--- Material for this exercise ---

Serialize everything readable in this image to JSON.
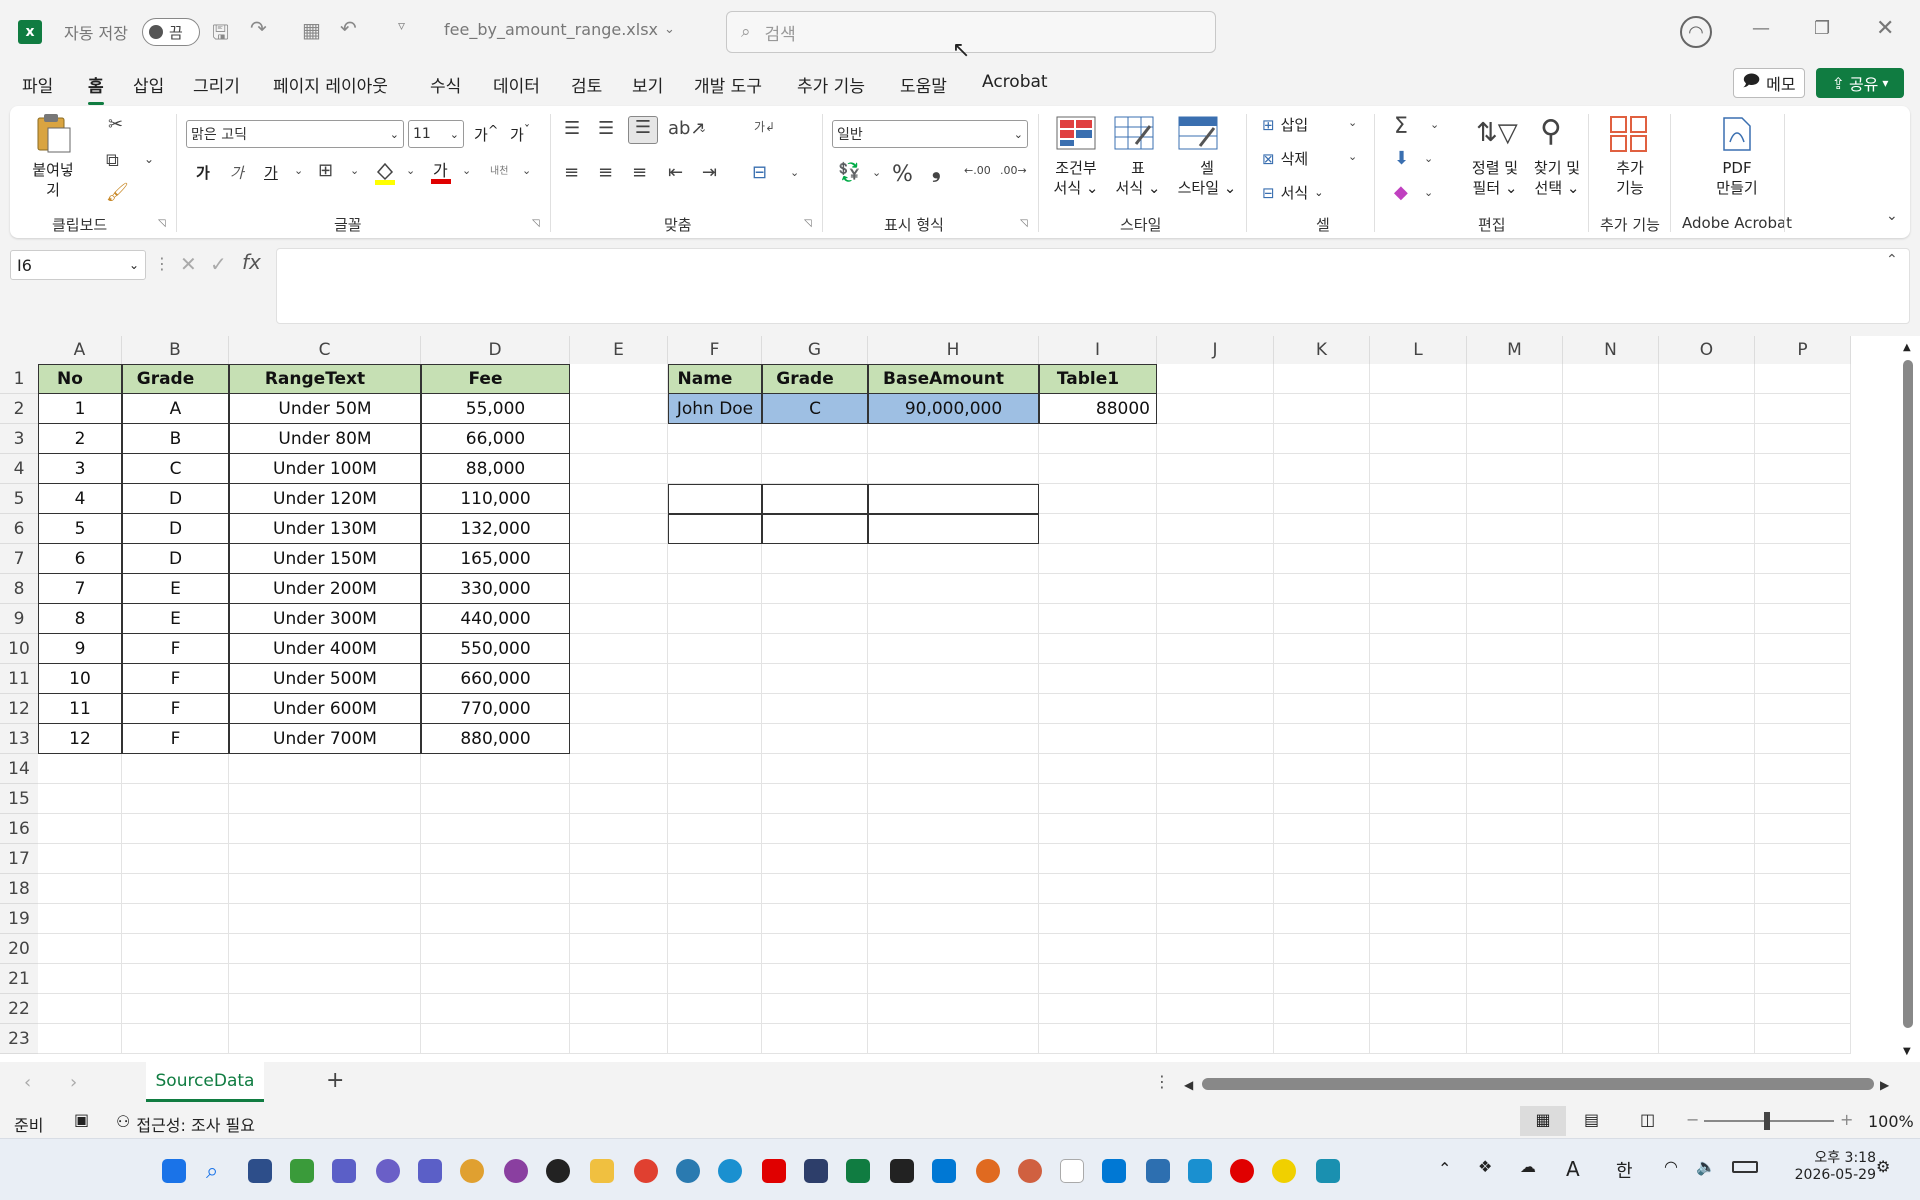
{
  "titlebar": {
    "autosave_label": "자동 저장",
    "autosave_state": "끔",
    "filename": "fee_by_amount_range.xlsx",
    "search_placeholder": "검색"
  },
  "menu": {
    "tabs": [
      "파일",
      "홈",
      "삽입",
      "그리기",
      "페이지 레이아웃",
      "수식",
      "데이터",
      "검토",
      "보기",
      "개발 도구",
      "추가 기능",
      "도움말",
      "Acrobat"
    ],
    "active": "홈",
    "memo": "메모",
    "share": "공유"
  },
  "ribbon": {
    "clipboard": {
      "paste": "붙여넣기",
      "label": "클립보드"
    },
    "font": {
      "name": "맑은 고딕",
      "size": "11",
      "label": "글꼴",
      "bold": "가",
      "italic": "가",
      "underline": "가",
      "inc": "가^",
      "dec": "가ˇ"
    },
    "align": {
      "label": "맞춤"
    },
    "number": {
      "format": "일반",
      "label": "표시 형식"
    },
    "styles": {
      "cond": "조건부\n서식",
      "cond1": "조건부",
      "cond2": "서식",
      "table1": "표",
      "table2": "서식",
      "cell1": "셀",
      "cell2": "스타일",
      "label": "스타일"
    },
    "cells": {
      "insert": "삽입",
      "delete": "삭제",
      "format": "서식",
      "label": "셀"
    },
    "editing": {
      "sort1": "정렬 및",
      "sort2": "필터",
      "find1": "찾기 및",
      "find2": "선택",
      "label": "편집"
    },
    "addins": {
      "l1": "추가",
      "l2": "기능",
      "label": "추가 기능"
    },
    "acrobat": {
      "l1": "PDF",
      "l2": "만들기",
      "label": "Adobe Acrobat"
    }
  },
  "formula_bar": {
    "name_box": "I6",
    "formula": ""
  },
  "columns": [
    "A",
    "B",
    "C",
    "D",
    "E",
    "F",
    "G",
    "H",
    "I",
    "J",
    "K",
    "L",
    "M",
    "N",
    "O",
    "P"
  ],
  "rows": [
    "1",
    "2",
    "3",
    "4",
    "5",
    "6",
    "7",
    "8",
    "9",
    "10",
    "11",
    "12",
    "13",
    "14",
    "15",
    "16",
    "17",
    "18",
    "19",
    "20",
    "21",
    "22",
    "23"
  ],
  "table_source": {
    "headers": [
      "No",
      "Grade",
      "RangeText",
      "Fee"
    ],
    "rows": [
      [
        "1",
        "A",
        "Under 50M",
        "55,000"
      ],
      [
        "2",
        "B",
        "Under 80M",
        "66,000"
      ],
      [
        "3",
        "C",
        "Under 100M",
        "88,000"
      ],
      [
        "4",
        "D",
        "Under 120M",
        "110,000"
      ],
      [
        "5",
        "D",
        "Under 130M",
        "132,000"
      ],
      [
        "6",
        "D",
        "Under 150M",
        "165,000"
      ],
      [
        "7",
        "E",
        "Under 200M",
        "330,000"
      ],
      [
        "8",
        "E",
        "Under 300M",
        "440,000"
      ],
      [
        "9",
        "F",
        "Under 400M",
        "550,000"
      ],
      [
        "10",
        "F",
        "Under 500M",
        "660,000"
      ],
      [
        "11",
        "F",
        "Under 600M",
        "770,000"
      ],
      [
        "12",
        "F",
        "Under 700M",
        "880,000"
      ]
    ]
  },
  "table_lookup": {
    "headers": [
      "Name",
      "Grade",
      "BaseAmount",
      "Table1"
    ],
    "row": [
      "John Doe",
      "C",
      "90,000,000",
      "88000"
    ]
  },
  "sheets": {
    "active": "SourceData",
    "add": "+"
  },
  "status": {
    "ready": "준비",
    "accessibility": "접근성: 조사 필요",
    "zoom": "100%"
  },
  "taskbar": {
    "time": "오후 3:18",
    "date": "2026-05-29",
    "ime": "한"
  }
}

---

Set problem = Can you restate all the records above word for word while dropping the pictures?

Final answer =
Serialize everything readable in this image to JSON.
{
  "titlebar": {
    "autosave_label": "자동 저장",
    "autosave_state": "끔",
    "filename": "fee_by_amount_range.xlsx",
    "search_placeholder": "검색"
  },
  "menu": {
    "tabs": [
      "파일",
      "홈",
      "삽입",
      "그리기",
      "페이지 레이아웃",
      "수식",
      "데이터",
      "검토",
      "보기",
      "개발 도구",
      "추가 기능",
      "도움말",
      "Acrobat"
    ],
    "active": "홈",
    "memo": "메모",
    "share": "공유"
  },
  "ribbon": {
    "clipboard": {
      "paste": "붙여넣기",
      "label": "클립보드"
    },
    "font": {
      "name": "맑은 고딕",
      "size": "11",
      "label": "글꼴",
      "bold": "가",
      "italic": "가",
      "underline": "가",
      "inc": "가^",
      "dec": "가ˇ"
    },
    "align": {
      "label": "맞춤"
    },
    "number": {
      "format": "일반",
      "label": "표시 형식"
    },
    "styles": {
      "cond": "조건부\n서식",
      "cond1": "조건부",
      "cond2": "서식",
      "table1": "표",
      "table2": "서식",
      "cell1": "셀",
      "cell2": "스타일",
      "label": "스타일"
    },
    "cells": {
      "insert": "삽입",
      "delete": "삭제",
      "format": "서식",
      "label": "셀"
    },
    "editing": {
      "sort1": "정렬 및",
      "sort2": "필터",
      "find1": "찾기 및",
      "find2": "선택",
      "label": "편집"
    },
    "addins": {
      "l1": "추가",
      "l2": "기능",
      "label": "추가 기능"
    },
    "acrobat": {
      "l1": "PDF",
      "l2": "만들기",
      "label": "Adobe Acrobat"
    }
  },
  "formula_bar": {
    "name_box": "I6",
    "formula": ""
  },
  "columns": [
    "A",
    "B",
    "C",
    "D",
    "E",
    "F",
    "G",
    "H",
    "I",
    "J",
    "K",
    "L",
    "M",
    "N",
    "O",
    "P"
  ],
  "rows": [
    "1",
    "2",
    "3",
    "4",
    "5",
    "6",
    "7",
    "8",
    "9",
    "10",
    "11",
    "12",
    "13",
    "14",
    "15",
    "16",
    "17",
    "18",
    "19",
    "20",
    "21",
    "22",
    "23"
  ],
  "table_source": {
    "headers": [
      "No",
      "Grade",
      "RangeText",
      "Fee"
    ],
    "rows": [
      [
        "1",
        "A",
        "Under 50M",
        "55,000"
      ],
      [
        "2",
        "B",
        "Under 80M",
        "66,000"
      ],
      [
        "3",
        "C",
        "Under 100M",
        "88,000"
      ],
      [
        "4",
        "D",
        "Under 120M",
        "110,000"
      ],
      [
        "5",
        "D",
        "Under 130M",
        "132,000"
      ],
      [
        "6",
        "D",
        "Under 150M",
        "165,000"
      ],
      [
        "7",
        "E",
        "Under 200M",
        "330,000"
      ],
      [
        "8",
        "E",
        "Under 300M",
        "440,000"
      ],
      [
        "9",
        "F",
        "Under 400M",
        "550,000"
      ],
      [
        "10",
        "F",
        "Under 500M",
        "660,000"
      ],
      [
        "11",
        "F",
        "Under 600M",
        "770,000"
      ],
      [
        "12",
        "F",
        "Under 700M",
        "880,000"
      ]
    ]
  },
  "table_lookup": {
    "headers": [
      "Name",
      "Grade",
      "BaseAmount",
      "Table1"
    ],
    "row": [
      "John Doe",
      "C",
      "90,000,000",
      "88000"
    ]
  },
  "sheets": {
    "active": "SourceData",
    "add": "+"
  },
  "status": {
    "ready": "준비",
    "accessibility": "접근성: 조사 필요",
    "zoom": "100%"
  },
  "taskbar": {
    "time": "오후 3:18",
    "date": "2026-05-29",
    "ime": "한"
  }
}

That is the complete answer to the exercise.